> [Task prompt]
Report, as a bare number, how many lines of the material below contain the word "start".

> [Data for the task]
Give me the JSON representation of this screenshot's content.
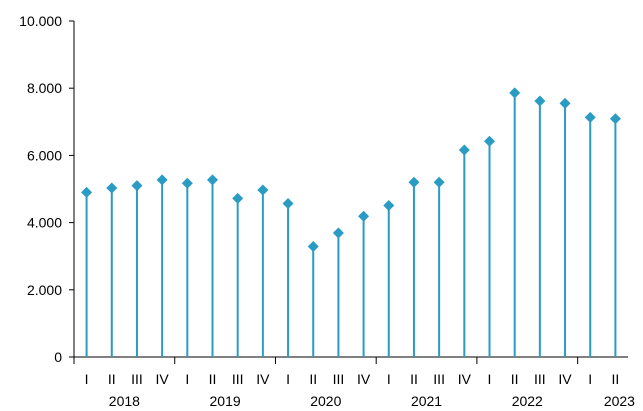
{
  "chart_data": {
    "type": "line",
    "style": "lollipop",
    "color": "#2a9cc4",
    "categories": [
      "I",
      "II",
      "III",
      "IV",
      "I",
      "II",
      "III",
      "IV",
      "I",
      "II",
      "III",
      "IV",
      "I",
      "II",
      "III",
      "IV",
      "I",
      "II",
      "III",
      "IV",
      "I",
      "II"
    ],
    "years": [
      {
        "label": "2018",
        "start": 0,
        "end": 3
      },
      {
        "label": "2019",
        "start": 4,
        "end": 7
      },
      {
        "label": "2020",
        "start": 8,
        "end": 11
      },
      {
        "label": "2021",
        "start": 12,
        "end": 15
      },
      {
        "label": "2022",
        "start": 16,
        "end": 19
      },
      {
        "label": "2023",
        "start": 20,
        "end": 21
      }
    ],
    "values": [
      4900,
      5030,
      5100,
      5270,
      5170,
      5270,
      4720,
      4970,
      4570,
      3290,
      3690,
      4190,
      4510,
      5200,
      5200,
      6160,
      6420,
      7860,
      7620,
      7550,
      7130,
      7090
    ],
    "ylim": [
      0,
      10000
    ],
    "yticks": [
      0,
      2000,
      4000,
      6000,
      8000,
      10000
    ],
    "ytick_labels": [
      "0",
      "2.000",
      "4.000",
      "6.000",
      "8.000",
      "10.000"
    ],
    "title": "",
    "xlabel": "",
    "ylabel": "",
    "grid": false,
    "legend": "none"
  }
}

> [Solution to the problem]
6